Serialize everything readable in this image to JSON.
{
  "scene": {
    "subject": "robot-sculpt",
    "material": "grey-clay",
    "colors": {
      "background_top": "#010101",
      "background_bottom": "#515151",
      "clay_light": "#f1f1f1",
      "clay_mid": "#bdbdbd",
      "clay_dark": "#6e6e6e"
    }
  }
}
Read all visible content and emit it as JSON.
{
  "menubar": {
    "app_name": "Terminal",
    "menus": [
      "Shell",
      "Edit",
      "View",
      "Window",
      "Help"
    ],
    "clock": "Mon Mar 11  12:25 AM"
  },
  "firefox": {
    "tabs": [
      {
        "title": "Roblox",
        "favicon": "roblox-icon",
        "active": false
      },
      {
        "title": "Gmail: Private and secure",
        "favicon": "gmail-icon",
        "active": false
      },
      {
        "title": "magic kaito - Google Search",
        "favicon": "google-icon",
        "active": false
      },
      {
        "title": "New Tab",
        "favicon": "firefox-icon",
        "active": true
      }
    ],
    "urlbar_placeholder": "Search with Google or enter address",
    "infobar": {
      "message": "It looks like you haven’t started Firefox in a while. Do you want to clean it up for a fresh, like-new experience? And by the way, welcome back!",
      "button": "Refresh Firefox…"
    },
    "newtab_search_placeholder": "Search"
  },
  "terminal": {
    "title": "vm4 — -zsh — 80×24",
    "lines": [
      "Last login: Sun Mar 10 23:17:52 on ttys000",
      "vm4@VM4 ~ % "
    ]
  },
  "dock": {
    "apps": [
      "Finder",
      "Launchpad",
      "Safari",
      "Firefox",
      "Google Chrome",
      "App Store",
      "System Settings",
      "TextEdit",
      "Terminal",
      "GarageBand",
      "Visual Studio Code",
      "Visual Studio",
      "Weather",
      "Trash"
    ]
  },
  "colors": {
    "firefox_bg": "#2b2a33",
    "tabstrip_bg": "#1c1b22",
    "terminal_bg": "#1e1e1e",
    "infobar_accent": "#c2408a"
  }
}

===

| GOAL |
Each line with the string "icon" in it needs to be found and copied.

| ANSWER FOR THE TASK |
        "favicon": "roblox-icon",
        "favicon": "gmail-icon",
        "favicon": "google-icon",
        "favicon": "firefox-icon",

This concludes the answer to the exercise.